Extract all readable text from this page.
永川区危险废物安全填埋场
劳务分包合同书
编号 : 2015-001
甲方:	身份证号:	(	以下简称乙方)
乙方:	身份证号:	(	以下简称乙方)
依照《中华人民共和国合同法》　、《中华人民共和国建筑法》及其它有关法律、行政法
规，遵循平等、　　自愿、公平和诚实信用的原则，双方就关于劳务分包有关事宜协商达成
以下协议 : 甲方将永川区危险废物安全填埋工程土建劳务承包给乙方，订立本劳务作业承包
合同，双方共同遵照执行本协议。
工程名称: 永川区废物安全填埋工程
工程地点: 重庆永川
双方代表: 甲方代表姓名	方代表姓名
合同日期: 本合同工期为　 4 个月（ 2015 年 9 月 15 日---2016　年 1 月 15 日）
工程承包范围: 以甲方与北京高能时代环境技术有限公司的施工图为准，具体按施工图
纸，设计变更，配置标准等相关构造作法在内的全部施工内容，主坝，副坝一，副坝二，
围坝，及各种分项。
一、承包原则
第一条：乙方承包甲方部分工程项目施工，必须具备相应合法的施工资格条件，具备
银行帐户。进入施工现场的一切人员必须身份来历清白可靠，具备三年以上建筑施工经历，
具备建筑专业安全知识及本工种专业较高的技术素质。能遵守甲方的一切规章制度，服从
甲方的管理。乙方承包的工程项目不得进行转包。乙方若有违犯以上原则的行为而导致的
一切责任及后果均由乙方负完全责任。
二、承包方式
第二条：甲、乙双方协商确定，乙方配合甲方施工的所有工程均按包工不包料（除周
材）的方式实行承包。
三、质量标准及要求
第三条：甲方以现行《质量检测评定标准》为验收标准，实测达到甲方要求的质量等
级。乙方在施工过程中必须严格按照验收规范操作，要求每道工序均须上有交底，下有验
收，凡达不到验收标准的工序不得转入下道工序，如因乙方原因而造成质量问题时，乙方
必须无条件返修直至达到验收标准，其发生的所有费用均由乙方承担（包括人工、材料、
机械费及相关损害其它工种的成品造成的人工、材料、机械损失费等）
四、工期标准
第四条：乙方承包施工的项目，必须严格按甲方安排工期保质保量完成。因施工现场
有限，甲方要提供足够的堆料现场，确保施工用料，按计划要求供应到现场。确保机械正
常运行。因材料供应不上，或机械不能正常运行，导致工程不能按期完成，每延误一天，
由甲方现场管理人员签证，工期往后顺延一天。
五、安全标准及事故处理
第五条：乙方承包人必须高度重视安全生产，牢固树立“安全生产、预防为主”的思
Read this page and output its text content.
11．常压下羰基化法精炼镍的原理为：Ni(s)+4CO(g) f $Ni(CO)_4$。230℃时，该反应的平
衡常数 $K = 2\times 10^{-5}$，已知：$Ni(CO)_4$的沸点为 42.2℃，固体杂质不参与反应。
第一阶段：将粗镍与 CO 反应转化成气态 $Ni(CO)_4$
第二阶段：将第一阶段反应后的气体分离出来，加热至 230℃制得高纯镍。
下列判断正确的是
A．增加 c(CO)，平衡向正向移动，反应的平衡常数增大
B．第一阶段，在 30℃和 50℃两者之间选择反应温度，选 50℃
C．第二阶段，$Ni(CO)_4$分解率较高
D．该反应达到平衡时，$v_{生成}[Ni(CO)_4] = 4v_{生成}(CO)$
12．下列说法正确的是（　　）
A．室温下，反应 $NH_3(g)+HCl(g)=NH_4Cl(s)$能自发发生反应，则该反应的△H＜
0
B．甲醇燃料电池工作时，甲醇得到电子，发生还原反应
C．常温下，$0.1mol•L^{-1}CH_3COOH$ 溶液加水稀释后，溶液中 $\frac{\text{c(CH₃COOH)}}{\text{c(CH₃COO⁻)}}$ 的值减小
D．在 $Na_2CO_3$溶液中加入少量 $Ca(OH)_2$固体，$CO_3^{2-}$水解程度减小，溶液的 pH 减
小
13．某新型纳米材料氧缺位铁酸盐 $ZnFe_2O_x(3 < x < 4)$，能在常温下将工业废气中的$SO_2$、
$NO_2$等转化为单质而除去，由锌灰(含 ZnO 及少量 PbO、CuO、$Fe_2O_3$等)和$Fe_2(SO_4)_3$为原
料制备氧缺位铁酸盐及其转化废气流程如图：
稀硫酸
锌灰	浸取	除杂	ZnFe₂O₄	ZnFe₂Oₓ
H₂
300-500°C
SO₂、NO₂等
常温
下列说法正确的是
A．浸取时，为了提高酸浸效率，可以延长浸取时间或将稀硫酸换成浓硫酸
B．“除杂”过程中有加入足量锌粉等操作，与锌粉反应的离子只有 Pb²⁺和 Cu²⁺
*-*-*
#### [DO THIS]
Transcribe all lines as written.

#### [REPLY TO THE EXERCISE]
Extract all readable text from this page.
永川区危险废物安全填埋场
劳务分包合同书
编号 : 2015-001
甲方:	身份证号:	(	以下简称乙方)
乙方:	身份证号:	(	以下简称乙方)
依照《中华人民共和国合同法》　、《中华人民共和国建筑法》及其它有关法律、行政法
规，遵循平等、　　自愿、公平和诚实信用的原则，双方就关于劳务分包有关事宜协商达成
以下协议 : 甲方将永川区危险废物安全填埋工程土建劳务承包给乙方，订立本劳务作业承包
合同，双方共同遵照执行本协议。
工程名称: 永川区废物安全填埋工程
工程地点: 重庆永川
双方代表: 甲方代表姓名	方代表姓名
合同日期: 本合同工期为　 4 个月（ 2015 年 9 月 15 日---2016　年 1 月 15 日）
工程承包范围: 以甲方与北京高能时代环境技术有限公司的施工图为准，具体按施工图
纸，设计变更，配置标准等相关构造作法在内的全部施工内容，主坝，副坝一，副坝二，
围坝，及各种分项。
一、承包原则
第一条：乙方承包甲方部分工程项目施工，必须具备相应合法的施工资格条件，具备
银行帐户。进入施工现场的一切人员必须身份来历清白可靠，具备三年以上建筑施工经历，
具备建筑专业安全知识及本工种专业较高的技术素质。能遵守甲方的一切规章制度，服从
甲方的管理。乙方承包的工程项目不得进行转包。乙方若有违犯以上原则的行为而导致的
一切责任及后果均由乙方负完全责任。
二、承包方式
第二条：甲、乙双方协商确定，乙方配合甲方施工的所有工程均按包工不包料（除周
材）的方式实行承包。
三、质量标准及要求
第三条：甲方以现行《质量检测评定标准》为验收标准，实测达到甲方要求的质量等
级。乙方在施工过程中必须严格按照验收规范操作，要求每道工序均须上有交底，下有验
收，凡达不到验收标准的工序不得转入下道工序，如因乙方原因而造成质量问题时，乙方
必须无条件返修直至达到验收标准，其发生的所有费用均由乙方承担（包括人工、材料、
机械费及相关损害其它工种的成品造成的人工、材料、机械损失费等）
四、工期标准
第四条：乙方承包施工的项目，必须严格按甲方安排工期保质保量完成。因施工现场
有限，甲方要提供足够的堆料现场，确保施工用料，按计划要求供应到现场。确保机械正
常运行。因材料供应不上，或机械不能正常运行，导致工程不能按期完成，每延误一天，
由甲方现场管理人员签证，工期往后顺延一天。
五、安全标准及事故处理
第五条：乙方承包人必须高度重视安全生产，牢固树立“安全生产、预防为主”的思
Read this page and output its text content.
11．常压下羰基化法精炼镍的原理为：Ni(s)+4CO(g) f $Ni(CO)_4$。230℃时，该反应的平
衡常数 $K = 2\times 10^{-5}$，已知：$Ni(CO)_4$的沸点为 42.2℃，固体杂质不参与反应。
第一阶段：将粗镍与 CO 反应转化成气态 $Ni(CO)_4$
第二阶段：将第一阶段反应后的气体分离出来，加热至 230℃制得高纯镍。
下列判断正确的是
A．增加 c(CO)，平衡向正向移动，反应的平衡常数增大
B．第一阶段，在 30℃和 50℃两者之间选择反应温度，选 50℃
C．第二阶段，$Ni(CO)_4$分解率较高
D．该反应达到平衡时，$v_{生成}[Ni(CO)_4] = 4v_{生成}(CO)$
12．下列说法正确的是（　　）
A．室温下，反应 $NH_3(g)+HCl(g)=NH_4Cl(s)$能自发发生反应，则该反应的△H＜
0
B．甲醇燃料电池工作时，甲醇得到电子，发生还原反应
C．常温下，$0.1mol•L^{-1}CH_3COOH$ 溶液加水稀释后，溶液中 $\frac{\text{c(CH₃COOH)}}{\text{c(CH₃COO⁻)}}$ 的值减小
D．在 $Na_2CO_3$溶液中加入少量 $Ca(OH)_2$固体，$CO_3^{2-}$水解程度减小，溶液的 pH 减
小
13．某新型纳米材料氧缺位铁酸盐 $ZnFe_2O_x(3 < x < 4)$，能在常温下将工业废气中的$SO_2$、
$NO_2$等转化为单质而除去，由锌灰(含 ZnO 及少量 PbO、CuO、$Fe_2O_3$等)和$Fe_2(SO_4)_3$为原
料制备氧缺位铁酸盐及其转化废气流程如图：
稀硫酸
锌灰	浸取	除杂	ZnFe₂O₄	ZnFe₂Oₓ
H₂
300-500°C
SO₂、NO₂等
常温
下列说法正确的是
A．浸取时，为了提高酸浸效率，可以延长浸取时间或将稀硫酸换成浓硫酸
B．“除杂”过程中有加入足量锌粉等操作，与锌粉反应的离子只有 Pb²⁺和 Cu²⁺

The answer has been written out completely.